Using the information:
1) From the personal essay, extract the stretch from "Yesterday it rained." through "with the night.".
2) In the personal essay, which family member was chosen to go to Morocco in case of trouble?
3) Carry on the personal essay from where it stops.

Segment Start: Study text

Yesterday it rained. My kitchen floor is filled with paw prints, pieces of dead leaves and a few errant pine cones. Most are compliments of Nala. Today is a cool spring day. The sky is cloudy but not so cloudy as to drown out the light. No rain is predicted. The high will be 60˚. My dance card is empty for the first time this week. I’m going to do around the house stuff, some cleaning and some laundry. Tomorrow I’m busy again. I’m heading to the big city, Hyannis.

When I was a kid, I was pretty fearless. Spiders never scared me. I watched snakes. I liked the way they slithered. The night was wondrous. I’d sit on the back steps in the dark and listen. I always thought I was hearing owls, but it was the cooing of mourning doves. Dogs barked. I could hear people talking and TV’s blaring through open windows and screen doors. I was always alone sitting in the dark with the night.

When I was in high school, I walked all over. I walked home at night. I loved those night walks home. It never occurred to me to be afraid. I always felt safe in my town. I could hear my footsteps echoing. The sidewalks were lit here and there from the lights coming from windows. Streetlights hanging over the road were bright circles on the asphalt. I never saw many cars. I remember the lit picture window in the front of my house. It invited me home.

The only places I have traveled alone are Morocco and Ghana. My family was a bit nervous about my going to Morocco. I laughed afterwards when they told me my brother-in-law, Rod, was the designated family member to go to Morocco to get me in case I ran into trouble. Every night in Marrakech I went to the Jemaa el-Fnaa, the huge square, for dinner. It was set up with tables and wagons. Colored light strands decorated the tops of the food stands. To me, all the food offerings looked the same from place to place so I’d find one which looked comfortable then I’d sit down, peruse the menu and order. I’d watch the meat cooking on grills and the vegetables being chopped. There was always a saucer with fresh crushed tomatoes and spices. I ate something different every night. As I was leaving, I’d stop at one of the wagons and buy some pastry for dessert. My final stop was an outdoor cafe for coffee. The walk home to my riad was through the narrow streets and alleyways of the old city. I loved those nights.

“Boredom is your imagination calling to you.”

Segment End: Study text
Segment Start: Data extract

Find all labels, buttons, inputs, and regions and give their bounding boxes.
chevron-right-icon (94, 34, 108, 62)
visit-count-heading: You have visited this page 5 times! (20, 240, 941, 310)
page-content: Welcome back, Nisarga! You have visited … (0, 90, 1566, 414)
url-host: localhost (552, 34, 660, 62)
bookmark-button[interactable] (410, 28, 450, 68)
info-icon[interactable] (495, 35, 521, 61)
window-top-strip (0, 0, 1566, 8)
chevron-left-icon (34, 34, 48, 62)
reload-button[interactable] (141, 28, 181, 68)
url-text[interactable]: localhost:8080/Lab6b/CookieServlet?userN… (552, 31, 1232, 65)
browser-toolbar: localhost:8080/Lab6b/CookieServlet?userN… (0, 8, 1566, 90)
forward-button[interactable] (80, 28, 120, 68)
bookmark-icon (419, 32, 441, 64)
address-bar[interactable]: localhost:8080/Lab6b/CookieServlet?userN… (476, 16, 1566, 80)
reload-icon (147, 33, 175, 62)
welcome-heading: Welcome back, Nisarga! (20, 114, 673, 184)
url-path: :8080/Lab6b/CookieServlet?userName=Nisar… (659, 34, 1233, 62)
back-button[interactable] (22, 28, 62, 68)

Segment End: Data extract

Answers to the exercises:
1)
Yesterday it rained. My kitchen floor is filled with paw prints, pieces of dead leaves and a few errant pine cones. Most are compliments of Nala. Today is a cool spring day. The sky is cloudy but not so cloudy as to drown out the light. No rain is predicted. The high will be 60˚. My dance card is empty for the first time this week. I’m going to do around the house stuff, some cleaning and some laundry. Tomorrow I’m busy again. I’m heading to the big city, Hyannis.

When I was a kid, I was pretty fearless. Spiders never scared me. I watched snakes. I liked the way they slithered. The night was wondrous. I’d sit on the back steps in the dark and listen. I always thought I was hearing owls, but it was the cooing of mourning doves. Dogs barked. I could hear people talking and TV’s blaring through open windows and screen doors. I was always alone sitting in the dark with the night.

2) Rod, the brother-in-law.

3)
May 10, 2022

I swear I saw the sun when I woke up. Now it’s gone, replaced by clouds holding rain. The temperature is the usual for a raw spring day, 52˚. The wind has just started blowing. I need a better day, a prettier day, a day with sun. That won’t be tomorrow either so I’ll have to be patient until Thursday.

When I was a kid, everything was simple. Every weekday was the same: get up, get dressed in my school uniform, a blue skirt, white blouse and blue clip on western tie, eat breakfast, walk to school and then spend most of the day in class doing lessons except for lunch and recess. When I’d get home, the first thing I had to do was change into my play clothes. If the weather was good, I went out on my bike while other times I played with friends. I remember roller skating on the sidewalk with the old key skates. Sometimes we explored the woods and the swamp beyond the field below our houses. I never felt bored.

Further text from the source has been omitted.